— start —

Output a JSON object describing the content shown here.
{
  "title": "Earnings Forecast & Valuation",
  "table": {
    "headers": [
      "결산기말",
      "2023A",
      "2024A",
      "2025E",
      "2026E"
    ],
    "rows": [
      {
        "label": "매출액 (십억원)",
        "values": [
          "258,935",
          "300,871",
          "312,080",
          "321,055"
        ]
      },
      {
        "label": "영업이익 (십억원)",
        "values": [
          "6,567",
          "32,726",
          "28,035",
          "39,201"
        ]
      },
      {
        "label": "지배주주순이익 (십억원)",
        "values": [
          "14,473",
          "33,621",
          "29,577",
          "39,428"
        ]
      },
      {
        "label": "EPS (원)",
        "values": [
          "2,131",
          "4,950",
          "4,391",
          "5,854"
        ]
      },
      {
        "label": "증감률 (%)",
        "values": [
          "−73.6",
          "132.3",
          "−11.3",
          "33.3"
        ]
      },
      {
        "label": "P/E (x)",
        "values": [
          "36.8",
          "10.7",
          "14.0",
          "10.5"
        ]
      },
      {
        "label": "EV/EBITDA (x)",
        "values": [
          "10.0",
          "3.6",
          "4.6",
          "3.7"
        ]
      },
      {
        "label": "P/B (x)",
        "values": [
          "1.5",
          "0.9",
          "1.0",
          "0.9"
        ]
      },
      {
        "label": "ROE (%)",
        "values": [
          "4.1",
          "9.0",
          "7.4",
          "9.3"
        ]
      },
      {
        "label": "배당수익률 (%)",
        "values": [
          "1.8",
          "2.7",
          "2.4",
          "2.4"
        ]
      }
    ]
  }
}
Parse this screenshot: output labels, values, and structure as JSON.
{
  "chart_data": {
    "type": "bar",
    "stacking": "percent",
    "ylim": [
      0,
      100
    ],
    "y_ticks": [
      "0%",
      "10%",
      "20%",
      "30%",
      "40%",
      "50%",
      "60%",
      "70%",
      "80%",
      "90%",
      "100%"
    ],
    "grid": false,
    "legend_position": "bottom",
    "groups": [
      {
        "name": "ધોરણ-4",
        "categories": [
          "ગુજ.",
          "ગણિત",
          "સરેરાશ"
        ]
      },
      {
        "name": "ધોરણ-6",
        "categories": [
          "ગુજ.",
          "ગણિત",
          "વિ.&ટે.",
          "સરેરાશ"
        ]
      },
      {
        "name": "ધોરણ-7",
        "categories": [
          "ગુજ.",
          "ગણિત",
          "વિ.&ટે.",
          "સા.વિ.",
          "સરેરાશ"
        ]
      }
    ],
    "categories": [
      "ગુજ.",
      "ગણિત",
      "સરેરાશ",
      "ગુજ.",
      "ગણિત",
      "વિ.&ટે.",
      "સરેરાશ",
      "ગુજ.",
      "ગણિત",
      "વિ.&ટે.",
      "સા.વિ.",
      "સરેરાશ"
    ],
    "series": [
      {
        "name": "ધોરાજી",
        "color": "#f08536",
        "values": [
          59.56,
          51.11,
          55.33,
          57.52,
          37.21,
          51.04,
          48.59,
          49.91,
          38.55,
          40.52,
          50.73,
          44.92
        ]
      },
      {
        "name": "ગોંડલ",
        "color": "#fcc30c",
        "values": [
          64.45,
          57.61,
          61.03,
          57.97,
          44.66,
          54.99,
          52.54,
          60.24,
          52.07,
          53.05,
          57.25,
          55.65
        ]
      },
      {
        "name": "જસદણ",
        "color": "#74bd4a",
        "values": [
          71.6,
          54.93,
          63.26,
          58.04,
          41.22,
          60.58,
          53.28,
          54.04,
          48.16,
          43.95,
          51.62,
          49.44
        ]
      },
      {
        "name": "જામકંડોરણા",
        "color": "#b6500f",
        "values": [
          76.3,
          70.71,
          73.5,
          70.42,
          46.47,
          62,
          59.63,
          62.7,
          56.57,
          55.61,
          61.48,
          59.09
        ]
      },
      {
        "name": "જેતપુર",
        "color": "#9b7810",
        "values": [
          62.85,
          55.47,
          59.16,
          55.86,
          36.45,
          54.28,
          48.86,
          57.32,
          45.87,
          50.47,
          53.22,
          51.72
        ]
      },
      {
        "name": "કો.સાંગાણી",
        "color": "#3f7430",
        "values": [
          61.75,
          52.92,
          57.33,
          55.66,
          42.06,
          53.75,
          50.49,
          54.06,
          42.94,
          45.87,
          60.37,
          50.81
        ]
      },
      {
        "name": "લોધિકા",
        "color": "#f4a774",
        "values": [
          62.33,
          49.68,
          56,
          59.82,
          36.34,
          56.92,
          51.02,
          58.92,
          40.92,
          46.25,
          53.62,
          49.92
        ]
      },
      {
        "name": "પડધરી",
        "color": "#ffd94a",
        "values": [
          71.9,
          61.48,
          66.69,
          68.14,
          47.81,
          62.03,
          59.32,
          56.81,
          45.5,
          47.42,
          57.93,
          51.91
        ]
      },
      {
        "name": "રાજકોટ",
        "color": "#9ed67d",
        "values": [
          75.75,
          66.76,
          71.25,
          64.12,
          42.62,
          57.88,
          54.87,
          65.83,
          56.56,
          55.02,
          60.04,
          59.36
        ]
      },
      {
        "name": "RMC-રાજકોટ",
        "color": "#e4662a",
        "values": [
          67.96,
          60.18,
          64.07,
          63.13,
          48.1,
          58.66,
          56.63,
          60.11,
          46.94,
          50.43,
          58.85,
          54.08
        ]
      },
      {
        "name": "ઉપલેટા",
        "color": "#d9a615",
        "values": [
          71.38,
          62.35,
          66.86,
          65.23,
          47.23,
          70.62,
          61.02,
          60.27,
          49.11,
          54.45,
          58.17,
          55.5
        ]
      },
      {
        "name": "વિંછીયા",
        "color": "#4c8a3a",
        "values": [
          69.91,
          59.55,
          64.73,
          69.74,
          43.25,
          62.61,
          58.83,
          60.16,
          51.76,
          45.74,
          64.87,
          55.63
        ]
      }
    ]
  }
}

— end —

▶ [EXERCISE PROMPT]: Search the data for the word "JSON" and copy each line where it appears.

▶ [RESULT FOR THIS EXERCISE]:
Output a JSON object describing the content shown here.
Parse this screenshot: output labels, values, and structure as JSON.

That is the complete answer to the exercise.